* Provided data *
____

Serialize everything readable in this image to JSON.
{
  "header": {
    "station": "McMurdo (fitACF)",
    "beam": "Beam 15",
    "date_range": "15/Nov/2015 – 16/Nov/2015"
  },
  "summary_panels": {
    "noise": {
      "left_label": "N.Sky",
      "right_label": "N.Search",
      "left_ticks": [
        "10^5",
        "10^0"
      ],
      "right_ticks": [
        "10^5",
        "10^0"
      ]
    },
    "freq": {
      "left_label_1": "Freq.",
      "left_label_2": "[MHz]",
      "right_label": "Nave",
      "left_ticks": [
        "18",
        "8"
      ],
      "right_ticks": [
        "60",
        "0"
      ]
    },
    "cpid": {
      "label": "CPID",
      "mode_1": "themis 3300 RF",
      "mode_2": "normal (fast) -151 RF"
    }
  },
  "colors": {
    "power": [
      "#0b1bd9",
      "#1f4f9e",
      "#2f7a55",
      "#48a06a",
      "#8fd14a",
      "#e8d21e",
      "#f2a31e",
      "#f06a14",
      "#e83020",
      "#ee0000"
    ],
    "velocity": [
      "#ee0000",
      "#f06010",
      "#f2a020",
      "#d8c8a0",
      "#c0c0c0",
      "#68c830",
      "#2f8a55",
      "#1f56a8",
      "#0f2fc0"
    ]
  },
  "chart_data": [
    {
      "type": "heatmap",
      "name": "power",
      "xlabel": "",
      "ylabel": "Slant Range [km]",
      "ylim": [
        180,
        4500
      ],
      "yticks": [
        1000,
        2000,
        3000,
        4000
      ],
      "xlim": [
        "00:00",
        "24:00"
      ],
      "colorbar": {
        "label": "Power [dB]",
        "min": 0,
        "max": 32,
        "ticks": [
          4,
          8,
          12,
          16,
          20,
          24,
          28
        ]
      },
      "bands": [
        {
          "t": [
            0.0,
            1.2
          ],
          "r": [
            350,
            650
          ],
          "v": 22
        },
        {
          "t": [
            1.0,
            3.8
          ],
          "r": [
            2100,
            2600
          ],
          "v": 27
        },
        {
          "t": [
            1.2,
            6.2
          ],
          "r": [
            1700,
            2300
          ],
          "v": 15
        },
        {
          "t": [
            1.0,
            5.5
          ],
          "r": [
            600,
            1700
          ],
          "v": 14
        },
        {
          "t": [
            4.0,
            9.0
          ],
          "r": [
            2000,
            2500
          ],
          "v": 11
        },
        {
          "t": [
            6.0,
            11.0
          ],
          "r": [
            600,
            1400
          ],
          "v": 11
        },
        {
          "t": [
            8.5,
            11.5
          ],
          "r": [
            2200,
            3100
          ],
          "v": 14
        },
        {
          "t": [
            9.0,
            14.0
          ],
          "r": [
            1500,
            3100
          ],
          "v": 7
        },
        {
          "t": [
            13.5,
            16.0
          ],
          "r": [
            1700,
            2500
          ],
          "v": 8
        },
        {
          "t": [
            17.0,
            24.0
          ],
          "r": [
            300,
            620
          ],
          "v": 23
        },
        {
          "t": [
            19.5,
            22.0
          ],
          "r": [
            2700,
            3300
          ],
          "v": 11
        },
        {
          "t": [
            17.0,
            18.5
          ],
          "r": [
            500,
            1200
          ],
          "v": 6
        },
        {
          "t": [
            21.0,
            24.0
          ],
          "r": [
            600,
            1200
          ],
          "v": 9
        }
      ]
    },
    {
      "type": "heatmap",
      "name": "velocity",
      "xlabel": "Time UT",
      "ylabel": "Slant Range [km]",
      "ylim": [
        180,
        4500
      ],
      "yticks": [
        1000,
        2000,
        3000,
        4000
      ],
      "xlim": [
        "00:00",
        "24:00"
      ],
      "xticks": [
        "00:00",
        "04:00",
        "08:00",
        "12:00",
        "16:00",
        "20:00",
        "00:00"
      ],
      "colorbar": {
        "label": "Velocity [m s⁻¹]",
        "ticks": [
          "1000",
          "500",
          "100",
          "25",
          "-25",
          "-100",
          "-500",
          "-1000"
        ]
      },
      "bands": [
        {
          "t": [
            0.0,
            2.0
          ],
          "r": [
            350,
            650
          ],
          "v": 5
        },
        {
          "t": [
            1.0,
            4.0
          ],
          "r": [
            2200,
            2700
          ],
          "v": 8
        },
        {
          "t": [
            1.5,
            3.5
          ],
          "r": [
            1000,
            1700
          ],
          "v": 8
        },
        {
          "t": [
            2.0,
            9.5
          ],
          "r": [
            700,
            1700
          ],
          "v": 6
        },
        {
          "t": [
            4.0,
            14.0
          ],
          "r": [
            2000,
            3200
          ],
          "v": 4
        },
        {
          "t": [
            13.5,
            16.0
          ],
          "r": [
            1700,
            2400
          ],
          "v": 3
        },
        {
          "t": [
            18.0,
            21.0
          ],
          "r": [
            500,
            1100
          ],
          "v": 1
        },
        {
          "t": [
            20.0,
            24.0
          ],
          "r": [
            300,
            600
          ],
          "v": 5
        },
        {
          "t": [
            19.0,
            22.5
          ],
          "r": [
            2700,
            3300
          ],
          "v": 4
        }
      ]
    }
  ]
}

____

* Aim of the task *
Reproduce each entry word for word.

* Solution to this problem *
Serialize everything readable in this image to JSON.
{
  "header": {
    "station": "McMurdo (fitACF)",
    "beam": "Beam 15",
    "date_range": "15/Nov/2015 – 16/Nov/2015"
  },
  "summary_panels": {
    "noise": {
      "left_label": "N.Sky",
      "right_label": "N.Search",
      "left_ticks": [
        "10^5",
        "10^0"
      ],
      "right_ticks": [
        "10^5",
        "10^0"
      ]
    },
    "freq": {
      "left_label_1": "Freq.",
      "left_label_2": "[MHz]",
      "right_label": "Nave",
      "left_ticks": [
        "18",
        "8"
      ],
      "right_ticks": [
        "60",
        "0"
      ]
    },
    "cpid": {
      "label": "CPID",
      "mode_1": "themis 3300 RF",
      "mode_2": "normal (fast) -151 RF"
    }
  },
  "colors": {
    "power": [
      "#0b1bd9",
      "#1f4f9e",
      "#2f7a55",
      "#48a06a",
      "#8fd14a",
      "#e8d21e",
      "#f2a31e",
      "#f06a14",
      "#e83020",
      "#ee0000"
    ],
    "velocity": [
      "#ee0000",
      "#f06010",
      "#f2a020",
      "#d8c8a0",
      "#c0c0c0",
      "#68c830",
      "#2f8a55",
      "#1f56a8",
      "#0f2fc0"
    ]
  },
  "chart_data": [
    {
      "type": "heatmap",
      "name": "power",
      "xlabel": "",
      "ylabel": "Slant Range [km]",
      "ylim": [
        180,
        4500
      ],
      "yticks": [
        1000,
        2000,
        3000,
        4000
      ],
      "xlim": [
        "00:00",
        "24:00"
      ],
      "colorbar": {
        "label": "Power [dB]",
        "min": 0,
        "max": 32,
        "ticks": [
          4,
          8,
          12,
          16,
          20,
          24,
          28
        ]
      },
      "bands": [
        {
          "t": [
            0.0,
            1.2
          ],
          "r": [
            350,
            650
          ],
          "v": 22
        },
        {
          "t": [
            1.0,
            3.8
          ],
          "r": [
            2100,
            2600
          ],
          "v": 27
        },
        {
          "t": [
            1.2,
            6.2
          ],
          "r": [
            1700,
            2300
          ],
          "v": 15
        },
        {
          "t": [
            1.0,
            5.5
          ],
          "r": [
            600,
            1700
          ],
          "v": 14
        },
        {
          "t": [
            4.0,
            9.0
          ],
          "r": [
            2000,
            2500
          ],
          "v": 11
        },
        {
          "t": [
            6.0,
            11.0
          ],
          "r": [
            600,
            1400
          ],
          "v": 11
        },
        {
          "t": [
            8.5,
            11.5
          ],
          "r": [
            2200,
            3100
          ],
          "v": 14
        },
        {
          "t": [
            9.0,
            14.0
          ],
          "r": [
            1500,
            3100
          ],
          "v": 7
        },
        {
          "t": [
            13.5,
            16.0
          ],
          "r": [
            1700,
            2500
          ],
          "v": 8
        },
        {
          "t": [
            17.0,
            24.0
          ],
          "r": [
            300,
            620
          ],
          "v": 23
        },
        {
          "t": [
            19.5,
            22.0
          ],
          "r": [
            2700,
            3300
          ],
          "v": 11
        },
        {
          "t": [
            17.0,
            18.5
          ],
          "r": [
            500,
            1200
          ],
          "v": 6
        },
        {
          "t": [
            21.0,
            24.0
          ],
          "r": [
            600,
            1200
          ],
          "v": 9
        }
      ]
    },
    {
      "type": "heatmap",
      "name": "velocity",
      "xlabel": "Time UT",
      "ylabel": "Slant Range [km]",
      "ylim": [
        180,
        4500
      ],
      "yticks": [
        1000,
        2000,
        3000,
        4000
      ],
      "xlim": [
        "00:00",
        "24:00"
      ],
      "xticks": [
        "00:00",
        "04:00",
        "08:00",
        "12:00",
        "16:00",
        "20:00",
        "00:00"
      ],
      "colorbar": {
        "label": "Velocity [m s⁻¹]",
        "ticks": [
          "1000",
          "500",
          "100",
          "25",
          "-25",
          "-100",
          "-500",
          "-1000"
        ]
      },
      "bands": [
        {
          "t": [
            0.0,
            2.0
          ],
          "r": [
            350,
            650
          ],
          "v": 5
        },
        {
          "t": [
            1.0,
            4.0
          ],
          "r": [
            2200,
            2700
          ],
          "v": 8
        },
        {
          "t": [
            1.5,
            3.5
          ],
          "r": [
            1000,
            1700
          ],
          "v": 8
        },
        {
          "t": [
            2.0,
            9.5
          ],
          "r": [
            700,
            1700
          ],
          "v": 6
        },
        {
          "t": [
            4.0,
            14.0
          ],
          "r": [
            2000,
            3200
          ],
          "v": 4
        },
        {
          "t": [
            13.5,
            16.0
          ],
          "r": [
            1700,
            2400
          ],
          "v": 3
        },
        {
          "t": [
            18.0,
            21.0
          ],
          "r": [
            500,
            1100
          ],
          "v": 1
        },
        {
          "t": [
            20.0,
            24.0
          ],
          "r": [
            300,
            600
          ],
          "v": 5
        },
        {
          "t": [
            19.0,
            22.5
          ],
          "r": [
            2700,
            3300
          ],
          "v": 4
        }
      ]
    }
  ]
}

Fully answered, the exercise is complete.